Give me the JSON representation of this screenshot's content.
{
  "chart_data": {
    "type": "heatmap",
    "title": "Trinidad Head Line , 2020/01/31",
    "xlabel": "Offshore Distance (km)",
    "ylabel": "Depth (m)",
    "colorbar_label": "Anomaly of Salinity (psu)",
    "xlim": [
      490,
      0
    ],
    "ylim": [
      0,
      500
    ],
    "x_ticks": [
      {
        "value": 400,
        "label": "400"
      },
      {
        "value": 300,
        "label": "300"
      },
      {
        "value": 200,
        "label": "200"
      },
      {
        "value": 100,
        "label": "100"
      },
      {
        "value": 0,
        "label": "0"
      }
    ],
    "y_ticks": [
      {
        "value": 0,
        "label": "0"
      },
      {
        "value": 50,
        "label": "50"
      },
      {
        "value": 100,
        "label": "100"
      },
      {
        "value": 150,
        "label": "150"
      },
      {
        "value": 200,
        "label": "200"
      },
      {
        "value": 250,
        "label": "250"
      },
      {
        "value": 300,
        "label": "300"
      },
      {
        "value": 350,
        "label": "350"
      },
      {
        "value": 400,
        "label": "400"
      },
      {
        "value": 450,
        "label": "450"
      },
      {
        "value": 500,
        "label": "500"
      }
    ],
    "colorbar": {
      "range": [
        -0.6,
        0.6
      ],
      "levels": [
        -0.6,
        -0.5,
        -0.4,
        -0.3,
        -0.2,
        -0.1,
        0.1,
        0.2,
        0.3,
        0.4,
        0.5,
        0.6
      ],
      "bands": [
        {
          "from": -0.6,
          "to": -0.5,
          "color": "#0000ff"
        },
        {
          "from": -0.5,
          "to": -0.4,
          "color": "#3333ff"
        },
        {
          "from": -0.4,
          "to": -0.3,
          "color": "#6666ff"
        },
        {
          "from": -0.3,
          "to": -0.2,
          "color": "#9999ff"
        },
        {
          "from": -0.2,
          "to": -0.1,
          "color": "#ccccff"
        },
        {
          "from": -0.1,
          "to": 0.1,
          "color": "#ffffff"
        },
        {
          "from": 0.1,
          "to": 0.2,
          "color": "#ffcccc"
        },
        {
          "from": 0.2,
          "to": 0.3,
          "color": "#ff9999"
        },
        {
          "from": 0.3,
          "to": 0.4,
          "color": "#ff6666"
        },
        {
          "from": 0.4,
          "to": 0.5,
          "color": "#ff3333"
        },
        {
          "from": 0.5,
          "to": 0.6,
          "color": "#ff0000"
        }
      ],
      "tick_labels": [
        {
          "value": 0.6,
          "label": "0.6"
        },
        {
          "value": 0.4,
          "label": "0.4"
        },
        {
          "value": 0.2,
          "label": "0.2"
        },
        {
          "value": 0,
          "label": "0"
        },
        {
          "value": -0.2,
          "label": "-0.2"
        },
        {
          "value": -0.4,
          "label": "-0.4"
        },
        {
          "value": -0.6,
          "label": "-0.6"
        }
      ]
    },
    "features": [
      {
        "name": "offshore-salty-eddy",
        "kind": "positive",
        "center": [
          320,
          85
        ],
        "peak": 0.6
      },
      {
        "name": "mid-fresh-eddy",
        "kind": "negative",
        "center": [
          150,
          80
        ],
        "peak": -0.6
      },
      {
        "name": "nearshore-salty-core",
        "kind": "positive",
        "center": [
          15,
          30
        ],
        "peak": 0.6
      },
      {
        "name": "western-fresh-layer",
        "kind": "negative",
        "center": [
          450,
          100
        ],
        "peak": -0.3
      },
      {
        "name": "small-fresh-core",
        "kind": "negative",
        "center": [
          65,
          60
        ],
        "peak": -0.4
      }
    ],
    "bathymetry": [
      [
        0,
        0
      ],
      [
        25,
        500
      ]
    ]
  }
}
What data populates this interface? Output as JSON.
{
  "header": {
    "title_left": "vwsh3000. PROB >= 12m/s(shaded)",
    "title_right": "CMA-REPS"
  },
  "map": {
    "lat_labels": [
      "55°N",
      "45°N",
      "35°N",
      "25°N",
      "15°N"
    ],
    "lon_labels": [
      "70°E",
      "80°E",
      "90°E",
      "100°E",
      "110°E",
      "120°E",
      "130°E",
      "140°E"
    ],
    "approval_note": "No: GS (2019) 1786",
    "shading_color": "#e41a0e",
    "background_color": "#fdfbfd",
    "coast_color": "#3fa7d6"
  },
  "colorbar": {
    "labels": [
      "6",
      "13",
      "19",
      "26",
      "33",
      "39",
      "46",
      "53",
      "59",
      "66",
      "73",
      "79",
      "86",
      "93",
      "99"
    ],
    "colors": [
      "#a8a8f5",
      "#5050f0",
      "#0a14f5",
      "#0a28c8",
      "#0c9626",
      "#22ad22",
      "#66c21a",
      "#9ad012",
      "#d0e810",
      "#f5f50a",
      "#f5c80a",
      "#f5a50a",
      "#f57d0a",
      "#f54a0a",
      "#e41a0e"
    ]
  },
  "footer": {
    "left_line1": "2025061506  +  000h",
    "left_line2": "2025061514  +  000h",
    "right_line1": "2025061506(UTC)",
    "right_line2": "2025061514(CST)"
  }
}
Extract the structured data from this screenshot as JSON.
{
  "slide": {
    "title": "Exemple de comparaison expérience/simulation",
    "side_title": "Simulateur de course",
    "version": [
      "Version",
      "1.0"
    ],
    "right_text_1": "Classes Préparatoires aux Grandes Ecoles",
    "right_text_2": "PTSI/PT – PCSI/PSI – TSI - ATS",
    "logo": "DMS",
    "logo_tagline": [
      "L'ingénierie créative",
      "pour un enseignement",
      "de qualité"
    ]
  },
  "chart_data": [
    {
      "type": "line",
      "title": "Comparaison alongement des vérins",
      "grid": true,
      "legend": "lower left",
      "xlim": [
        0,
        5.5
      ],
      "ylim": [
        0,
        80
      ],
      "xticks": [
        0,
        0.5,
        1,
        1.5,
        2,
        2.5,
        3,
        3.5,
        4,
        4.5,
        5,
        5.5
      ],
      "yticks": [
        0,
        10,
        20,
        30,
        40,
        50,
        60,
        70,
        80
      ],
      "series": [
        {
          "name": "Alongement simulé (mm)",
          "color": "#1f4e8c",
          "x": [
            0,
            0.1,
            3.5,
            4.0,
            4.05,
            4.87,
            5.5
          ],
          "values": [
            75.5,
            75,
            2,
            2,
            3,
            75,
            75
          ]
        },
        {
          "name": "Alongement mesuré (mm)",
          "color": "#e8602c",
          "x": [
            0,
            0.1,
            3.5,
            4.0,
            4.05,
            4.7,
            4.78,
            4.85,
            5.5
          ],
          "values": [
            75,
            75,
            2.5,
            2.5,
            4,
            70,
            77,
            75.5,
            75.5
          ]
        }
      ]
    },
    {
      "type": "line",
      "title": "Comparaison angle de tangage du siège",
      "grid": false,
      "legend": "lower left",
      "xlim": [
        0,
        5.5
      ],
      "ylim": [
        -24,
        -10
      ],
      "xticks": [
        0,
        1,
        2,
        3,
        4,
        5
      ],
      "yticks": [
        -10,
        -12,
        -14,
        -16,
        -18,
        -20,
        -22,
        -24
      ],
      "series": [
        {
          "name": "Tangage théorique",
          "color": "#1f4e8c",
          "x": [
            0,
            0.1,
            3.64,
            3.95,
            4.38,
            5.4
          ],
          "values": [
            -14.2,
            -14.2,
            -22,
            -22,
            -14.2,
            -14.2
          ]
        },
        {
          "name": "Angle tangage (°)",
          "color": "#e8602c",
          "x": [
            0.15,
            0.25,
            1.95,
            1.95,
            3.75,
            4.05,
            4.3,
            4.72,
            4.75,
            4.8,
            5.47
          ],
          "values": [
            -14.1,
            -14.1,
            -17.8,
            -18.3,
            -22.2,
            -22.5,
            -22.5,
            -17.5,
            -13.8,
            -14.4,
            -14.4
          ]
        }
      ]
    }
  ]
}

__TASK BRIEF__
Go through the data and gather every line that holds "name".

__FINISHED TASK__
        "name": "offshore-salty-eddy",
        "name": "mid-fresh-eddy",
        "name": "nearshore-salty-core",
        "name": "western-fresh-layer",
        "name": "small-fresh-core",
          "name": "Alongement simulé (mm)",
          "name": "Alongement mesuré (mm)",
          "name": "Tangage théorique",
          "name": "Angle tangage (°)",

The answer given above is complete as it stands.